### Records shown
•••••
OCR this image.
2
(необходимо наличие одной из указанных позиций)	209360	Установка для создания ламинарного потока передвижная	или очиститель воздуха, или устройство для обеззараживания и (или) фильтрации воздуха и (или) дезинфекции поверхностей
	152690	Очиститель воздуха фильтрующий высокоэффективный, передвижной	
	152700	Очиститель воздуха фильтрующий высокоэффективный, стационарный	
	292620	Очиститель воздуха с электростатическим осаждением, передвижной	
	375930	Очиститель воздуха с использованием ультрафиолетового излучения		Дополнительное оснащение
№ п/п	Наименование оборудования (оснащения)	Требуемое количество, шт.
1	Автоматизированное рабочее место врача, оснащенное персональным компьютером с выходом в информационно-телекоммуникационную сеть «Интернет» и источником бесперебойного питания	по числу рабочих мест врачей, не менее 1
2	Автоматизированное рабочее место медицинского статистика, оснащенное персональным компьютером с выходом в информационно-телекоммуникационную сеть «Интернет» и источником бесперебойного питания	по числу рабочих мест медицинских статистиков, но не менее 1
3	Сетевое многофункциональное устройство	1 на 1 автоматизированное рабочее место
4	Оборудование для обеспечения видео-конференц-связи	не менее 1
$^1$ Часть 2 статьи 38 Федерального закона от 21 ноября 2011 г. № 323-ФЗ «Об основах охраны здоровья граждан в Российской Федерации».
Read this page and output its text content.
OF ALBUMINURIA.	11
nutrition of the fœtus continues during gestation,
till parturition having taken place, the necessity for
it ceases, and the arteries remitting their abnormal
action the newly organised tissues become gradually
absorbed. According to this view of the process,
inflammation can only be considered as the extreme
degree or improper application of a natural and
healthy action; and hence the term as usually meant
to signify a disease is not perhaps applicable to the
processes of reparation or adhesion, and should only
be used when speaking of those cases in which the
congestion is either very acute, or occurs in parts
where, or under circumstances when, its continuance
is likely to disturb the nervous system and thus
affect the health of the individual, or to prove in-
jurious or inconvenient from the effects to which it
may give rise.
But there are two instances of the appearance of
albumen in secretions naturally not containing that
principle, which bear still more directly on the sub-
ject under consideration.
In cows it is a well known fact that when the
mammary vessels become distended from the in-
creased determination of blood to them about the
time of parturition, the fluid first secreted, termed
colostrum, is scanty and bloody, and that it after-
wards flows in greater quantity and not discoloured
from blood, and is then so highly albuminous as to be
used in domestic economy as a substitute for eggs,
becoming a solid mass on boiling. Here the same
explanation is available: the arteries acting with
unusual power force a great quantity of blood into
•••••
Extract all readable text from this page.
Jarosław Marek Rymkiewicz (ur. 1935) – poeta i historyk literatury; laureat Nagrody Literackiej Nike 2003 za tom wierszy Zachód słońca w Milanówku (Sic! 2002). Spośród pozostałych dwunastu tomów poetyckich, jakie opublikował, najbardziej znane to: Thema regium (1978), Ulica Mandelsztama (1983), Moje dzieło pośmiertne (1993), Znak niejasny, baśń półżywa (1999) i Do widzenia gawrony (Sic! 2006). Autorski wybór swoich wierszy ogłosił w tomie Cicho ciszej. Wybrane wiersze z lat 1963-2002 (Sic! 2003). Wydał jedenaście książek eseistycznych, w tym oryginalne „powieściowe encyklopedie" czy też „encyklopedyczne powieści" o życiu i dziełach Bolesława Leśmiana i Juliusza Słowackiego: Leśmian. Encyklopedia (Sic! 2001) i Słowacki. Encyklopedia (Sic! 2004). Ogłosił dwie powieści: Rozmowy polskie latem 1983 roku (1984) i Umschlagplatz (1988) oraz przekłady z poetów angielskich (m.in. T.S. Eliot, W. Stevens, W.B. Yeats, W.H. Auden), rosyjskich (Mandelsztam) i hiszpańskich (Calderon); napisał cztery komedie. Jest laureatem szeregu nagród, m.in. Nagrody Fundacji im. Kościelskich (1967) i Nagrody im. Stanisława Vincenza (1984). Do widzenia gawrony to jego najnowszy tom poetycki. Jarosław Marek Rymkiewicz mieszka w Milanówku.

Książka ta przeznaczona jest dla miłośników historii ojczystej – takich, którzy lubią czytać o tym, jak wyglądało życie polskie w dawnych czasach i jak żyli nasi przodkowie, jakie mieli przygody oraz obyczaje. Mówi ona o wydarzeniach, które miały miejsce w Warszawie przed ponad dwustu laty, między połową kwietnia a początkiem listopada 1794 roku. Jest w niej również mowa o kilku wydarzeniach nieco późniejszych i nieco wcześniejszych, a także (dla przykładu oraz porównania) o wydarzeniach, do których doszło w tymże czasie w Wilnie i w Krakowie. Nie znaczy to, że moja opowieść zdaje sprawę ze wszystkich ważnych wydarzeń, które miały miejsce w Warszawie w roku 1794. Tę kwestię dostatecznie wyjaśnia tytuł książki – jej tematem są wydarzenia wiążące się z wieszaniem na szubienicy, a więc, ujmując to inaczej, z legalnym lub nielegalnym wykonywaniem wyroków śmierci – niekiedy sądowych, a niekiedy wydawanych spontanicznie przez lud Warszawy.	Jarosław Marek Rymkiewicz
•••••
### Problem to solve
Above are the records; copy every line in them that holds the word "оснащенное".

### Result of the task
1	Автоматизированное рабочее место врача, оснащенное персональным компьютером с выходом в информационно-телекоммуникационную сеть «Интернет» и источником бесперебойного питания	по числу рабочих мест врачей, не менее 1
2	Автоматизированное рабочее место медицинского статистика, оснащенное персональным компьютером с выходом в информационно-телекоммуникационную сеть «Интернет» и источником бесперебойного питания	по числу рабочих мест медицинских статистиков, но не менее 1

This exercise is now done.